> **Task material**:
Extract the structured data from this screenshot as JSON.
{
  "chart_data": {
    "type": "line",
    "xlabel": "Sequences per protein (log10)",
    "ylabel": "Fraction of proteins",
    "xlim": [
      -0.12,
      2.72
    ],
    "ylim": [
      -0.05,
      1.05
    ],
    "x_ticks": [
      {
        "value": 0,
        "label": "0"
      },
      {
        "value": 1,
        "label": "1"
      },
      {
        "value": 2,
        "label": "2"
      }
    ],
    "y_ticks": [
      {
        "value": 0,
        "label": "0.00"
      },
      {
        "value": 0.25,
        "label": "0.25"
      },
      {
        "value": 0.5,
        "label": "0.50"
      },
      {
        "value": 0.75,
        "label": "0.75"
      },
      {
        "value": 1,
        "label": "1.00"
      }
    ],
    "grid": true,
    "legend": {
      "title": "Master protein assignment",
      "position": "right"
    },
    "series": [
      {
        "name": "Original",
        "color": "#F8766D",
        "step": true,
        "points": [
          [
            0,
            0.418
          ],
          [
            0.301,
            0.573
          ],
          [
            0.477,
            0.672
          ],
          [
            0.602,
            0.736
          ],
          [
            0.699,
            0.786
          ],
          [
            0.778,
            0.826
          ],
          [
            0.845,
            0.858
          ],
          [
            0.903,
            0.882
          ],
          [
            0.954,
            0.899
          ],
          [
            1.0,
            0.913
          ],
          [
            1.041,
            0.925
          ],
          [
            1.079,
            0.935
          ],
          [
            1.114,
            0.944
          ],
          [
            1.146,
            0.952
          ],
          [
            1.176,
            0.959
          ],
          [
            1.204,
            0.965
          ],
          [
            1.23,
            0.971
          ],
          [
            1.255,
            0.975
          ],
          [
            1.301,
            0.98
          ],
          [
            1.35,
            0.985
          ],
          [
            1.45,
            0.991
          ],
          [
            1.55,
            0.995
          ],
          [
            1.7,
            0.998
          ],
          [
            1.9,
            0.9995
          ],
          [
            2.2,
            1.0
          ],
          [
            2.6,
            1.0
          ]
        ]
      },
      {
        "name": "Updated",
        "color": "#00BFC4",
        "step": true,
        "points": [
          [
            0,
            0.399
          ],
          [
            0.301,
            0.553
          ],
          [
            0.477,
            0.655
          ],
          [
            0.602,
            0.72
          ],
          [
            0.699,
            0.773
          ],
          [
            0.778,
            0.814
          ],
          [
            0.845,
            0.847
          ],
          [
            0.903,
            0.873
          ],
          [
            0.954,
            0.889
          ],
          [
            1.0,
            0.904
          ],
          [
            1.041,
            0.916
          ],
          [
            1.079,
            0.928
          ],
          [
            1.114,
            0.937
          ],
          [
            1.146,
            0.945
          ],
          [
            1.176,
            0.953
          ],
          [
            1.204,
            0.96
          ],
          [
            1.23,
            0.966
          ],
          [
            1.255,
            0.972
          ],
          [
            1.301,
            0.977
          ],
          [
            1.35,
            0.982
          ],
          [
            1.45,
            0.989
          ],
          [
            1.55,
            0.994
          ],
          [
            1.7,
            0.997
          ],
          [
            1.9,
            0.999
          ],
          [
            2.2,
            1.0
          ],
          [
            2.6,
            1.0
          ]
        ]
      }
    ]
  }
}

> **Exercise requirements**:
Return the material above in full, word for word.

> **Solution for this exercise**:
Extract the structured data from this screenshot as JSON.
{
  "chart_data": {
    "type": "line",
    "xlabel": "Sequences per protein (log10)",
    "ylabel": "Fraction of proteins",
    "xlim": [
      -0.12,
      2.72
    ],
    "ylim": [
      -0.05,
      1.05
    ],
    "x_ticks": [
      {
        "value": 0,
        "label": "0"
      },
      {
        "value": 1,
        "label": "1"
      },
      {
        "value": 2,
        "label": "2"
      }
    ],
    "y_ticks": [
      {
        "value": 0,
        "label": "0.00"
      },
      {
        "value": 0.25,
        "label": "0.25"
      },
      {
        "value": 0.5,
        "label": "0.50"
      },
      {
        "value": 0.75,
        "label": "0.75"
      },
      {
        "value": 1,
        "label": "1.00"
      }
    ],
    "grid": true,
    "legend": {
      "title": "Master protein assignment",
      "position": "right"
    },
    "series": [
      {
        "name": "Original",
        "color": "#F8766D",
        "step": true,
        "points": [
          [
            0,
            0.418
          ],
          [
            0.301,
            0.573
          ],
          [
            0.477,
            0.672
          ],
          [
            0.602,
            0.736
          ],
          [
            0.699,
            0.786
          ],
          [
            0.778,
            0.826
          ],
          [
            0.845,
            0.858
          ],
          [
            0.903,
            0.882
          ],
          [
            0.954,
            0.899
          ],
          [
            1.0,
            0.913
          ],
          [
            1.041,
            0.925
          ],
          [
            1.079,
            0.935
          ],
          [
            1.114,
            0.944
          ],
          [
            1.146,
            0.952
          ],
          [
            1.176,
            0.959
          ],
          [
            1.204,
            0.965
          ],
          [
            1.23,
            0.971
          ],
          [
            1.255,
            0.975
          ],
          [
            1.301,
            0.98
          ],
          [
            1.35,
            0.985
          ],
          [
            1.45,
            0.991
          ],
          [
            1.55,
            0.995
          ],
          [
            1.7,
            0.998
          ],
          [
            1.9,
            0.9995
          ],
          [
            2.2,
            1.0
          ],
          [
            2.6,
            1.0
          ]
        ]
      },
      {
        "name": "Updated",
        "color": "#00BFC4",
        "step": true,
        "points": [
          [
            0,
            0.399
          ],
          [
            0.301,
            0.553
          ],
          [
            0.477,
            0.655
          ],
          [
            0.602,
            0.72
          ],
          [
            0.699,
            0.773
          ],
          [
            0.778,
            0.814
          ],
          [
            0.845,
            0.847
          ],
          [
            0.903,
            0.873
          ],
          [
            0.954,
            0.889
          ],
          [
            1.0,
            0.904
          ],
          [
            1.041,
            0.916
          ],
          [
            1.079,
            0.928
          ],
          [
            1.114,
            0.937
          ],
          [
            1.146,
            0.945
          ],
          [
            1.176,
            0.953
          ],
          [
            1.204,
            0.96
          ],
          [
            1.23,
            0.966
          ],
          [
            1.255,
            0.972
          ],
          [
            1.301,
            0.977
          ],
          [
            1.35,
            0.982
          ],
          [
            1.45,
            0.989
          ],
          [
            1.55,
            0.994
          ],
          [
            1.7,
            0.997
          ],
          [
            1.9,
            0.999
          ],
          [
            2.2,
            1.0
          ],
          [
            2.6,
            1.0
          ]
        ]
      }
    ]
  }
}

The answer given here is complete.